Part of a data file

* * * * * * * * *

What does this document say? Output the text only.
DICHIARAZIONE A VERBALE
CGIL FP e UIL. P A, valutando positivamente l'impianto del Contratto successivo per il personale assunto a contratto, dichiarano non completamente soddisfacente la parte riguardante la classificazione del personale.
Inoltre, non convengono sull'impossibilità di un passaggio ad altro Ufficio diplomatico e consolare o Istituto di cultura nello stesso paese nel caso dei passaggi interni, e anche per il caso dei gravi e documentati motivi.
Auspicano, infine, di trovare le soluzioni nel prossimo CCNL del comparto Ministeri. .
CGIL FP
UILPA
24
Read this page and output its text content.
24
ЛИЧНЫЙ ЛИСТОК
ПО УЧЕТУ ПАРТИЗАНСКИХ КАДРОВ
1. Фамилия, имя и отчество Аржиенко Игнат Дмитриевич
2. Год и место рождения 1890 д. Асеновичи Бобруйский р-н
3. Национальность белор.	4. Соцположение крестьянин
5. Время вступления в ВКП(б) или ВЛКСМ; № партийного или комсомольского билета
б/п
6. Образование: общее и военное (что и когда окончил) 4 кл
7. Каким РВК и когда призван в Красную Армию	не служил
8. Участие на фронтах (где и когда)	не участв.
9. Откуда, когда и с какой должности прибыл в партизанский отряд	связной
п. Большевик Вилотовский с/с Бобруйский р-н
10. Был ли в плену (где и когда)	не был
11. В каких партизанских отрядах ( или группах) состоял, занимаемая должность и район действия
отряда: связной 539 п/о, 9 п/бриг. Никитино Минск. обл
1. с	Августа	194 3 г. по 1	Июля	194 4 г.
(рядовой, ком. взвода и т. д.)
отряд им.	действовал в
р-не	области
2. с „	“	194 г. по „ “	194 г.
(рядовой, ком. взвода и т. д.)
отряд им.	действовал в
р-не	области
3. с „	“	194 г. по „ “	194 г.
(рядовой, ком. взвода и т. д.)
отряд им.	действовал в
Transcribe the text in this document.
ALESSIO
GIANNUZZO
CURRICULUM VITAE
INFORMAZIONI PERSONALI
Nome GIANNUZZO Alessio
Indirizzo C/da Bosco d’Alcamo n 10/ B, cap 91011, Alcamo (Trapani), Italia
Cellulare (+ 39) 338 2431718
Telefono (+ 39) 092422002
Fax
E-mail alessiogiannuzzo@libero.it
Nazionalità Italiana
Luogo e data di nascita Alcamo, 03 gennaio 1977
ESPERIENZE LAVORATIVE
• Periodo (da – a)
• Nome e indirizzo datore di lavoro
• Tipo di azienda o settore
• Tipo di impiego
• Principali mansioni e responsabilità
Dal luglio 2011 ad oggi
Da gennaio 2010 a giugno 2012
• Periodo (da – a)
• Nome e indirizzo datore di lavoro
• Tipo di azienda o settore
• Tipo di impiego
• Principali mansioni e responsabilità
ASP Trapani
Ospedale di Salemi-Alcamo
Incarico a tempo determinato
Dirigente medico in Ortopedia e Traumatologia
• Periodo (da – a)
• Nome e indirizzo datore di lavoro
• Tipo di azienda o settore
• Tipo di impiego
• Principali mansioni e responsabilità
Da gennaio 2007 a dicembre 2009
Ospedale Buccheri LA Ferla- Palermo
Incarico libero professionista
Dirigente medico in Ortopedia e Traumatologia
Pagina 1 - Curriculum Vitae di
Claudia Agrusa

* * * * * * * * *

**PROBLEM REQUIREMENTS:** Go through the records and print each one exactly.

**WRITTEN ANSWER:**
What does this document say? Output the text only.
DICHIARAZIONE A VERBALE
CGIL FP e UIL. P A, valutando positivamente l'impianto del Contratto successivo per il personale assunto a contratto, dichiarano non completamente soddisfacente la parte riguardante la classificazione del personale.
Inoltre, non convengono sull'impossibilità di un passaggio ad altro Ufficio diplomatico e consolare o Istituto di cultura nello stesso paese nel caso dei passaggi interni, e anche per il caso dei gravi e documentati motivi.
Auspicano, infine, di trovare le soluzioni nel prossimo CCNL del comparto Ministeri. .
CGIL FP
UILPA
24
Read this page and output its text content.
24
ЛИЧНЫЙ ЛИСТОК
ПО УЧЕТУ ПАРТИЗАНСКИХ КАДРОВ
1. Фамилия, имя и отчество Аржиенко Игнат Дмитриевич
2. Год и место рождения 1890 д. Асеновичи Бобруйский р-н
3. Национальность белор.	4. Соцположение крестьянин
5. Время вступления в ВКП(б) или ВЛКСМ; № партийного или комсомольского билета
б/п
6. Образование: общее и военное (что и когда окончил) 4 кл
7. Каким РВК и когда призван в Красную Армию	не служил
8. Участие на фронтах (где и когда)	не участв.
9. Откуда, когда и с какой должности прибыл в партизанский отряд	связной
п. Большевик Вилотовский с/с Бобруйский р-н
10. Был ли в плену (где и когда)	не был
11. В каких партизанских отрядах ( или группах) состоял, занимаемая должность и район действия
отряда: связной 539 п/о, 9 п/бриг. Никитино Минск. обл
1. с	Августа	194 3 г. по 1	Июля	194 4 г.
(рядовой, ком. взвода и т. д.)
отряд им.	действовал в
р-не	области
2. с „	“	194 г. по „ “	194 г.
(рядовой, ком. взвода и т. д.)
отряд им.	действовал в
р-не	области
3. с „	“	194 г. по „ “	194 г.
(рядовой, ком. взвода и т. д.)
отряд им.	действовал в
Transcribe the text in this document.
ALESSIO
GIANNUZZO
CURRICULUM VITAE
INFORMAZIONI PERSONALI
Nome GIANNUZZO Alessio
Indirizzo C/da Bosco d’Alcamo n 10/ B, cap 91011, Alcamo (Trapani), Italia
Cellulare (+ 39) 338 2431718
Telefono (+ 39) 092422002
Fax
E-mail alessiogiannuzzo@libero.it
Nazionalità Italiana
Luogo e data di nascita Alcamo, 03 gennaio 1977
ESPERIENZE LAVORATIVE
• Periodo (da – a)
• Nome e indirizzo datore di lavoro
• Tipo di azienda o settore
• Tipo di impiego
• Principali mansioni e responsabilità
Dal luglio 2011 ad oggi
Da gennaio 2010 a giugno 2012
• Periodo (da – a)
• Nome e indirizzo datore di lavoro
• Tipo di azienda o settore
• Tipo di impiego
• Principali mansioni e responsabilità
ASP Trapani
Ospedale di Salemi-Alcamo
Incarico a tempo determinato
Dirigente medico in Ortopedia e Traumatologia
• Periodo (da – a)
• Nome e indirizzo datore di lavoro
• Tipo di azienda o settore
• Tipo di impiego
• Principali mansioni e responsabilità
Da gennaio 2007 a dicembre 2009
Ospedale Buccheri LA Ferla- Palermo
Incarico libero professionista
Dirigente medico in Ortopedia e Traumatologia
Pagina 1 - Curriculum Vitae di
Claudia Agrusa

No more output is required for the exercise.